■ **EXERCISE MATERIALS**:
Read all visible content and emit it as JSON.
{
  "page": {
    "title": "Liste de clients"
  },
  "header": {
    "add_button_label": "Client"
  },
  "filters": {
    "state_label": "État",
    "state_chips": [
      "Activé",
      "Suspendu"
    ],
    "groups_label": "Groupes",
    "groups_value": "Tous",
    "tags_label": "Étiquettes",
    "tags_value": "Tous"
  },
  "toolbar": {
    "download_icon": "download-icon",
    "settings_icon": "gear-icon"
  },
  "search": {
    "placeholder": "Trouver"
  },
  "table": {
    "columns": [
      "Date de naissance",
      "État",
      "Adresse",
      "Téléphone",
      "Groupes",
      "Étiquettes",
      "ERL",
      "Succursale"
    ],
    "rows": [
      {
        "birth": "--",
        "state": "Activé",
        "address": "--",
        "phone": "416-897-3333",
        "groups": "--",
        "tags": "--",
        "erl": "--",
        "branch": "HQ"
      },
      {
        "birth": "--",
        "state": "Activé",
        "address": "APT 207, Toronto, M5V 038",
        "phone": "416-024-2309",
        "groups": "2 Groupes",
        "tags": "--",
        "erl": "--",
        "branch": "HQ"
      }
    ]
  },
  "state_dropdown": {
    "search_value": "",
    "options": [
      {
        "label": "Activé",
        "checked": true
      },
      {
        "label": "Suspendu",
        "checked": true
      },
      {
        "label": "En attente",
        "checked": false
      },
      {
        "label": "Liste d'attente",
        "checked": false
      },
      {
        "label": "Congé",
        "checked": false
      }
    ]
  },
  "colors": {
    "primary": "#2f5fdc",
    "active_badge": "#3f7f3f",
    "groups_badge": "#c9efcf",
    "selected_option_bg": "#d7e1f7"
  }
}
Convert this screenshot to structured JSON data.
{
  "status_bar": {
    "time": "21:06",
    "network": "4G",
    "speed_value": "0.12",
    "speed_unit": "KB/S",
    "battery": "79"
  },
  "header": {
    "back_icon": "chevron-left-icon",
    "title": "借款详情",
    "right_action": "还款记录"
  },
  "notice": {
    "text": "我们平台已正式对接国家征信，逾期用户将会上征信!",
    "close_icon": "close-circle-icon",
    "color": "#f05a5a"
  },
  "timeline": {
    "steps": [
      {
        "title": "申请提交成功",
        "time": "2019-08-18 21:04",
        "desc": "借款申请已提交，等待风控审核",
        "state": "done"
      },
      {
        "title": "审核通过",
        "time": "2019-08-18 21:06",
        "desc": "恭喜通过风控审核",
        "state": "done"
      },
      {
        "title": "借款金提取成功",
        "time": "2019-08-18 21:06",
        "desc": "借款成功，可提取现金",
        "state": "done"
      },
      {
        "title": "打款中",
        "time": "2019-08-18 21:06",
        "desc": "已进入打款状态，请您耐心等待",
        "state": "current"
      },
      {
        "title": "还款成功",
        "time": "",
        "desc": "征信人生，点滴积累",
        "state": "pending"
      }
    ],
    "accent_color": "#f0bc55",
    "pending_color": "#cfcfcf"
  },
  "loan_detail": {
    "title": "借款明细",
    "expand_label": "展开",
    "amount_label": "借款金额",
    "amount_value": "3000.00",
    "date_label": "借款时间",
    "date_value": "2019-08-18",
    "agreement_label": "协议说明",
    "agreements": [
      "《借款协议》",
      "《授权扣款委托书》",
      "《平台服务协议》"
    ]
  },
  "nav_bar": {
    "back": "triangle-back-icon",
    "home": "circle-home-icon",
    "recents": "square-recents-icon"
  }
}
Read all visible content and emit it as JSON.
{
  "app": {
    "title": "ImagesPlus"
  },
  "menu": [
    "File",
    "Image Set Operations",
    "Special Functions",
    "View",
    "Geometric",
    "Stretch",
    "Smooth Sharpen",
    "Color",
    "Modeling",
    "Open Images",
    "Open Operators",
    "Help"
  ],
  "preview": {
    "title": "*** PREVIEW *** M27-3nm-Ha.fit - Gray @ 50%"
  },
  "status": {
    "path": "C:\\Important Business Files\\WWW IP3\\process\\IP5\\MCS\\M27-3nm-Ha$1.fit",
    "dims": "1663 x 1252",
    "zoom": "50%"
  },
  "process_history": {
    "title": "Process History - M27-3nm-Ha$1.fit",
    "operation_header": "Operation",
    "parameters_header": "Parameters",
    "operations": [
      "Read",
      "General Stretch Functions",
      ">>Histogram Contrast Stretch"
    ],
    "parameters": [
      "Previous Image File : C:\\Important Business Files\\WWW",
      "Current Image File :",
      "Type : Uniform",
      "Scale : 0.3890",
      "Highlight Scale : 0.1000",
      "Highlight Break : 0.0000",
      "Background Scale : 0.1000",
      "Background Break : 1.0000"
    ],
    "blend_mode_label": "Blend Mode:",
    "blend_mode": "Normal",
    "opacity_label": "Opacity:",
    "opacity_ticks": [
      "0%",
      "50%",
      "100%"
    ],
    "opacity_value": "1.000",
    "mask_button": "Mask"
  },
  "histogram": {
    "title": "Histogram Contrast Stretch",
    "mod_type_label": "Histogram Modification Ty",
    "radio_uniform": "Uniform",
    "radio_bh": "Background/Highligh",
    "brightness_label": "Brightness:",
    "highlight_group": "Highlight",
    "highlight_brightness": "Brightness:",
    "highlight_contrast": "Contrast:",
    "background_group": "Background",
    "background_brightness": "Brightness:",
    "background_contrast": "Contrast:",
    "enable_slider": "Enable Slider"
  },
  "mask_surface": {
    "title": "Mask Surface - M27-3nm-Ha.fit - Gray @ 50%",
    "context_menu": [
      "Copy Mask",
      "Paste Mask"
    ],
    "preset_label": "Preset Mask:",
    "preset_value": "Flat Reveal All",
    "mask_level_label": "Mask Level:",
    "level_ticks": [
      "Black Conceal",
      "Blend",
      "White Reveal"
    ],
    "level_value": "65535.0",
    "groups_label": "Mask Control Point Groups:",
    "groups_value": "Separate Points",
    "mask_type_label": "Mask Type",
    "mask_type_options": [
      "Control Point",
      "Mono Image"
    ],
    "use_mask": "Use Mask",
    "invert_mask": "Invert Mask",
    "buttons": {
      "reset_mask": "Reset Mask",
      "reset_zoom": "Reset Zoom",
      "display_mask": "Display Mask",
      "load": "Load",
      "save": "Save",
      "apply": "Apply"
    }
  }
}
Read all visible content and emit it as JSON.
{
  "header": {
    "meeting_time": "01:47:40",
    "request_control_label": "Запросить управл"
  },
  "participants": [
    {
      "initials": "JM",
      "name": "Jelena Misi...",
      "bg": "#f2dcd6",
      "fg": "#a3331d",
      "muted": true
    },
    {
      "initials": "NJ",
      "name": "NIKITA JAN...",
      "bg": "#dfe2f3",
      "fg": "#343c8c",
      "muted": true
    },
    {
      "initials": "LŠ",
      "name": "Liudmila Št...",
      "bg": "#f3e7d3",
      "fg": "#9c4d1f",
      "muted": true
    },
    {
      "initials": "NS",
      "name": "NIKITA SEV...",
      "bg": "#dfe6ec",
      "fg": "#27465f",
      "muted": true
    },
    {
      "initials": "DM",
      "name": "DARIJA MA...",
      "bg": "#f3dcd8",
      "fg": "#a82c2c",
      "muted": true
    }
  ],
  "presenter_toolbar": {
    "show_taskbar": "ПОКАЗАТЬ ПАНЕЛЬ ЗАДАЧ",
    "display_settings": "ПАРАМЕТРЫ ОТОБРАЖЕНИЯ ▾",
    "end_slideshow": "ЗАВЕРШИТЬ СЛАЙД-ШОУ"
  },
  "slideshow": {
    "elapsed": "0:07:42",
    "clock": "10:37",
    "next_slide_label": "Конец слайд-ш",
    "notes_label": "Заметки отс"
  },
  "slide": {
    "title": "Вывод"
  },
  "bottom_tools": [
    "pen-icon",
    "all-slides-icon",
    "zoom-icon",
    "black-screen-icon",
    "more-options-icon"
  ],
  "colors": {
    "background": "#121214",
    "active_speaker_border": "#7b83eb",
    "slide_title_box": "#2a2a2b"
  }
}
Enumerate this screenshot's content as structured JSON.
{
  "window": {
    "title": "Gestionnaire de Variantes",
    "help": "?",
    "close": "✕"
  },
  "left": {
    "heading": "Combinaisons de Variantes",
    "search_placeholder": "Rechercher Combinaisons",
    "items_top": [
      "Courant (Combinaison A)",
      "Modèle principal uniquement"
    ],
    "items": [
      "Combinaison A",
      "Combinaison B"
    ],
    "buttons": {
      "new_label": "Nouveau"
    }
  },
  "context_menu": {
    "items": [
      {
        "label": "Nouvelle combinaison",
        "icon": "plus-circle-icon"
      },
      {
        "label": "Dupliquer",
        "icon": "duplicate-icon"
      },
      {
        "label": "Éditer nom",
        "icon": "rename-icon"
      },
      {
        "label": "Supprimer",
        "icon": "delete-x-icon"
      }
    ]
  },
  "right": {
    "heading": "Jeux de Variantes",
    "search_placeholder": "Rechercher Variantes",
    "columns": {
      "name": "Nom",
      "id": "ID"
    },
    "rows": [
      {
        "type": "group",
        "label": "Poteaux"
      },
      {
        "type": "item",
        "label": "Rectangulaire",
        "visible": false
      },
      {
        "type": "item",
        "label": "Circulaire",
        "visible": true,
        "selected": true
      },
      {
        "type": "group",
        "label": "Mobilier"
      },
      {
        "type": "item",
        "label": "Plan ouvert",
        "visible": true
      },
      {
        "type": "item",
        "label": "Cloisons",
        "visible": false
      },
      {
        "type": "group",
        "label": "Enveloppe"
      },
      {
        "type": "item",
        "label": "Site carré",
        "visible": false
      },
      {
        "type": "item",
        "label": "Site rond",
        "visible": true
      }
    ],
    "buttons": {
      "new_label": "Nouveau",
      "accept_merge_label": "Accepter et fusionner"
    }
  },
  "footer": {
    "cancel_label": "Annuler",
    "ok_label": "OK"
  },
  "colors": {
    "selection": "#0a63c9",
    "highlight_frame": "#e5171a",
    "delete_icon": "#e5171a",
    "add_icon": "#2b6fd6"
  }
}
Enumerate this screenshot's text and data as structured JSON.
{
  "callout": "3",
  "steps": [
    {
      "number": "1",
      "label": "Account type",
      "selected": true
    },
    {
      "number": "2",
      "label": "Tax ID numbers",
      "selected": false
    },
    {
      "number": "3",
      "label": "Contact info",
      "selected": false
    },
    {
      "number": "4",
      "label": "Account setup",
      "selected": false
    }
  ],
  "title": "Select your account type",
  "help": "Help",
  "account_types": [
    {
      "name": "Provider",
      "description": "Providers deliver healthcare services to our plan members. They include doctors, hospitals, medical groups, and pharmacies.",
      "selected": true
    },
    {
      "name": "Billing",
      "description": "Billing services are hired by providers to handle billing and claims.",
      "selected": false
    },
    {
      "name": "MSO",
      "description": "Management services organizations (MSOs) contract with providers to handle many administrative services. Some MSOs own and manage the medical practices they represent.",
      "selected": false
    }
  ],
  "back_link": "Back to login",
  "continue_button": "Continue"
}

■ **WHAT YOU ARE ASKED TO DO**:
Search the entries for the word "Scale" and pick out every line that holds it.

■ **THE REPLY**:
      "Scale : 0.3890",
      "Highlight Scale : 0.1000",
      "Background Scale : 0.1000",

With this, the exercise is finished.